Start of MATERIAL SUPPLIED

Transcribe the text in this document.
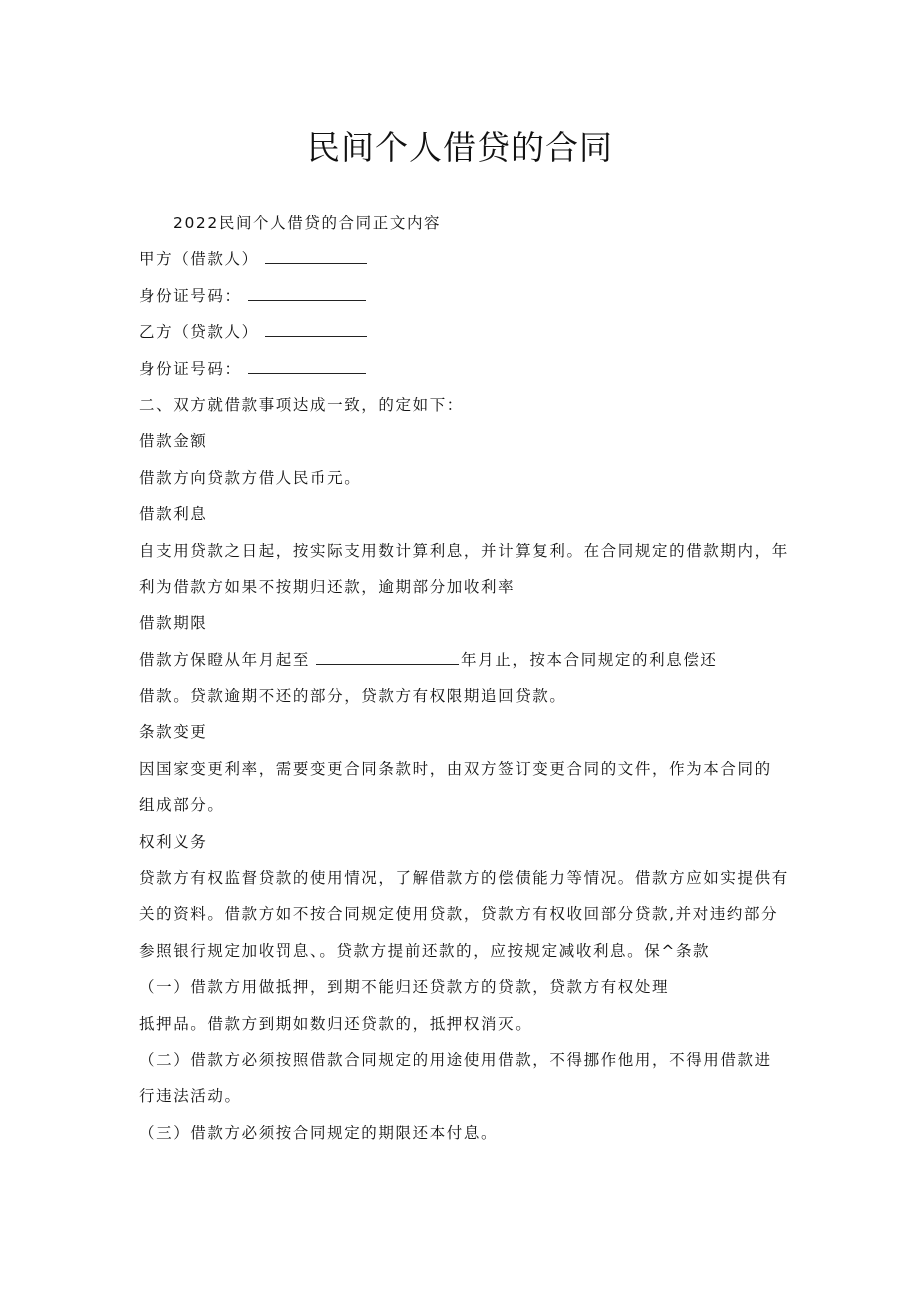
民间个人借贷的合同
2022民间个人借贷的合同正文内容
甲方（借款人）
身份证号码：
乙方（贷款人）
身份证号码：
二、双方就借款事项达成一致，的定如下：
借款金额
借款方向贷款方借人民币元。
借款利息
自支用贷款之日起，按实际支用数计算利息，并计算复利。在合同规定的借款期内，年
利为借款方如果不按期归还款，逾期部分加收利率
借款期限
借款方保瞪从年月起至	年月止，按本合同规定的利息偿还
借款。贷款逾期不还的部分，贷款方有权限期追回贷款。
条款变更
因国家变更利率，需要变更合同条款时，由双方签订变更合同的文件，作为本合同的
组成部分。
权利义务
贷款方有权监督贷款的使用情况，了解借款方的偿债能力等情况。借款方应如实提供有
关的资料。借款方如不按合同规定使用贷款，贷款方有权收回部分贷款,并对违约部分
参照银行规定加收罚息、。贷款方提前还款的，应按规定减收利息。保^条款
（一）借款方用做抵押，到期不能归还贷款方的贷款，贷款方有权处理
抵押品。借款方到期如数归还贷款的，抵押权消灭。
（二）借款方必须按照借款合同规定的用途使用借款，不得挪作他用，不得用借款进
行违法活动。
（三）借款方必须按合同规定的期限还本付息。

End of MATERIAL SUPPLIED

### GOAL
Copy out the entries verbatim and leave the images out.

### TASK SOLUTION
Transcribe the text in this document.
民间个人借贷的合同
2022民间个人借贷的合同正文内容
甲方（借款人）
身份证号码：
乙方（贷款人）
身份证号码：
二、双方就借款事项达成一致，的定如下：
借款金额
借款方向贷款方借人民币元。
借款利息
自支用贷款之日起，按实际支用数计算利息，并计算复利。在合同规定的借款期内，年
利为借款方如果不按期归还款，逾期部分加收利率
借款期限
借款方保瞪从年月起至	年月止，按本合同规定的利息偿还
借款。贷款逾期不还的部分，贷款方有权限期追回贷款。
条款变更
因国家变更利率，需要变更合同条款时，由双方签订变更合同的文件，作为本合同的
组成部分。
权利义务
贷款方有权监督贷款的使用情况，了解借款方的偿债能力等情况。借款方应如实提供有
关的资料。借款方如不按合同规定使用贷款，贷款方有权收回部分贷款,并对违约部分
参照银行规定加收罚息、。贷款方提前还款的，应按规定减收利息。保^条款
（一）借款方用做抵押，到期不能归还贷款方的贷款，贷款方有权处理
抵押品。借款方到期如数归还贷款的，抵押权消灭。
（二）借款方必须按照借款合同规定的用途使用借款，不得挪作他用，不得用借款进
行违法活动。
（三）借款方必须按合同规定的期限还本付息。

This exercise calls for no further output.